[begin DOCUMENT EXCERPT]
The Women’s World Cup happens every four years, and soccer teams change a lot in that time. Comparing one World Cup team to the previous World Cup team is just the sort of lazy, valueless sportswriting that is typical of women’s soccer but informs nobody about anything.
So comparing Canada’s group in 2015 to that in 2019 is obviously insane, but in fairness, the soccer gods really really want me to.
In 2015 Canada, who were not really one of the best six teams in world women’s soccer, were seeded A1 for the World Cup draw because we were the host country. As a result we got a softball group of us, New Zealand, the Netherlands, and China; no minnows but three teams we should beat most of the time. We won one, drew two, didn’t concede, won the thing; not fun, but effective. In the round of 16 we beat Switzerland in a really good game, then lost in the quarter-final when our depleted defensive depth finally caught up to us and the odd break didn’t go our way.
In 2019 Canada might be one of the best six teams in world women’s soccer and the FIFA gods smiled upon us, placing us in Pot 1 for the draw on merit1. As a result Canada was placed in a group with New Zealand, the Netherlands, and, um, Cameroon.
We couldn’t have gotten China again, for tedious reasons I’ll relegate to a footnote2. Cameroon 2019 is a big downgrade on China 2015. They lost a friendly to the Chinese in April, 1-0, and by all accounts looked worse than the score. 2016 Olympic qualifying was an ignominious failure. The last time they beat anyone real was actually 2015, when they somehow got past Switzerland 2-1. They nearly brought former Canadian youth international Easther Mayi Kith to this, and Easther Mayi Kith is not very good. Their pre-World Cup prep was pummeling lesser Spanish league teams and getting shredded, 4-0, by Spain itself, who you might remember Canada drawing boringly at 75% speed a couple weeks back. Canada saw Spain bad because half the heart of their team was with Barcelona for the UEFA Women’s Champions League final, but so did Cameroon: the Barça players were still absent and of the Spaniards’ four goalscorers in that game, three got their first international goal3. It’s off-putting to think how you could manage to lose 4-0 to that Spanish B team and still make a World Cup.
It’s soccer, anything can happen. But it really shouldn’t. Let’s call Cameroon three points and move on.
[end DOCUMENT EXCERPT]
[begin GIVEN ENTRIES]
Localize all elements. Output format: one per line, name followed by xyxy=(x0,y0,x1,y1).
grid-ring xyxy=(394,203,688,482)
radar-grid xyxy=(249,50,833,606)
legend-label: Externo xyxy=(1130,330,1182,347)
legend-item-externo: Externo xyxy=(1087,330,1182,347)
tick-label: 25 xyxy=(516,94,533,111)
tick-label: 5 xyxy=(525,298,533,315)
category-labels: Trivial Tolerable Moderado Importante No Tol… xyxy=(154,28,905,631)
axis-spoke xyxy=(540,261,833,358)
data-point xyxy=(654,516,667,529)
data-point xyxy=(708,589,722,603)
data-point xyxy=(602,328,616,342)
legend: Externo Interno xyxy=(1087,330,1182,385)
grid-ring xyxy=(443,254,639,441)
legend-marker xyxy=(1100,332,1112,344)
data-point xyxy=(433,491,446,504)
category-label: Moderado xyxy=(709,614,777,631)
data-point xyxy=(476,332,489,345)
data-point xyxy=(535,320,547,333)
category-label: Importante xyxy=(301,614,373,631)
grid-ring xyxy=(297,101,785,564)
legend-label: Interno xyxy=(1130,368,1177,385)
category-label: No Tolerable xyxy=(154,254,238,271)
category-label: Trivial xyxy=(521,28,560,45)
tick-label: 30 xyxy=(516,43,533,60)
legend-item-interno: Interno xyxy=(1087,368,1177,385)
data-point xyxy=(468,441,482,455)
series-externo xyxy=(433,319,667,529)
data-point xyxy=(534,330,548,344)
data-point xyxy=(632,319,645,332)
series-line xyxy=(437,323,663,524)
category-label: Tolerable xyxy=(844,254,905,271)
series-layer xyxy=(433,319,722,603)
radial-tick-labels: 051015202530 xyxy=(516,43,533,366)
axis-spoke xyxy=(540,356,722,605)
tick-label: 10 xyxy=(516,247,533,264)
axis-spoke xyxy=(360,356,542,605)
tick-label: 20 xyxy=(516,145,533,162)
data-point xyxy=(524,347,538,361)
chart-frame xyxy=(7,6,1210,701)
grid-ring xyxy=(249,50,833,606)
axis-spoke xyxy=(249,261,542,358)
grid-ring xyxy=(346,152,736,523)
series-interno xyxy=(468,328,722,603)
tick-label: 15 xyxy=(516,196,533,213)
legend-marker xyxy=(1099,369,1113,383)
[end GIVEN ENTRIES]
WORK TO DO:
1: Copy the article on Canada's Women's World Cup groups, starting at "So comparing Canada’s" and running down to "go our way.".
2: Extend the article on Canada's Women's World Cup groups, picking up after its final sentence.
The data has no connection to the article on Canada's Women's World Cup groups.

SOLVED PROBLEMS:
1:
So comparing Canada’s group in 2015 to that in 2019 is obviously insane, but in fairness, the soccer gods really really want me to.
In 2015 Canada, who were not really one of the best six teams in world women’s soccer, were seeded A1 for the World Cup draw because we were the host country. As a result we got a softball group of us, New Zealand, the Netherlands, and China; no minnows but three teams we should beat most of the time. We won one, drew two, didn’t concede, won the thing; not fun, but effective. In the round of 16 we beat Switzerland in a really good game, then lost in the quarter-final when our depleted defensive depth finally caught up to us and the odd break didn’t go our way.

2:
How about New Zealand? Four years ago they were up-and-comers, with 21-year-old Rosie White showing promise, 21-year-old Katie Bowen having a couple interesting cameos off the bench, and 21-year-old former Australian youth international Rebekah Stott walking right into the Kiwis’ starting eleven. They had a 23-year-old starting goalkeeper, Erin Nayler, a teenager getting meaningful minutes off the bench in forward Jasmine Pereira, and two more who were rostered but did not play: defender Meikayla Moore and midfielder Daisy Cleverley. Their captain, Abby Erceg, was only 25 and surely had many years left. Only two New Zealand players were older than 30 and they were the two backup goalies. And they played well: fourth place in the group, but the best fourth-place team in the tournament without a doubt who would have gotten to the round of 16 with a little luck.
And now? New Zealand is fine. Most of those young players have turned out pretty good. Pereira has walked away from the game but White is a competent NWSL player, Moore hangs around the German first division, Cleverley’s college career was derailed by a knee injury as a freshman but seems back on track. Nayler is a starting goalie in France, and Stott lives out of a suitcase but whereever she signs, if she’s healthy she plays. Erceg retired from international soccer like three times or something, I frankly stopped paying attention; she’s back now and does work on a very good NWSL back line in North Carolina but somehow has lost the captaincy to Ali Riley. Riley deserves mention, the best of a bunch of 30+ veterans that is otherwise at a pretty low standard. Amber Hearn, the former Ottawa Fury standout, would have been another quality veteran if a knee injury hadn’t ruled her out of the tournament.
None of them really panned into stars, though. Rosie White, for example, would make Canada, but wouldn’t start. There are a lot of decent pros with good European careers, but almost all on the second-tier teams, and in the European leagues once you’re out of the big two or three you’re nowhere. There are Canadian players in Scandinavia or the French first division who you have fully never heard of and won’t make the WNT until Ebola hits. Some of the New Zealanders play domestic amateur, and Unattached FC makes a strong showing. It looks a lot like the Canadian team used to look, minus the Sinclairs and Schmidts who made it all come right on the day.
The sight of three strikers with 25 international goals or more, against two for Canada, might strike fear into your heart. But New Zealanders put up pinball numbers in Oceanic World Cup qualifying against the likes of Tonga and Fiji, scoring more easy goals than even CONCACAF teams. Hannah Wilkinson is coming off a serious ACL injury in October, her second in four years. Sarah Gregorius is often the focus of their offense, which given that Gregorious is 31 years old, has no particular club record, and produces only occasionally at the top international level, is a bad sign. 17 of her 35 career international goals have come in various Oceanic qualifiers against super-minnows, compared to (for example) Christine Sinclair’s 42 out of 181 at various CONCACAF tournaments.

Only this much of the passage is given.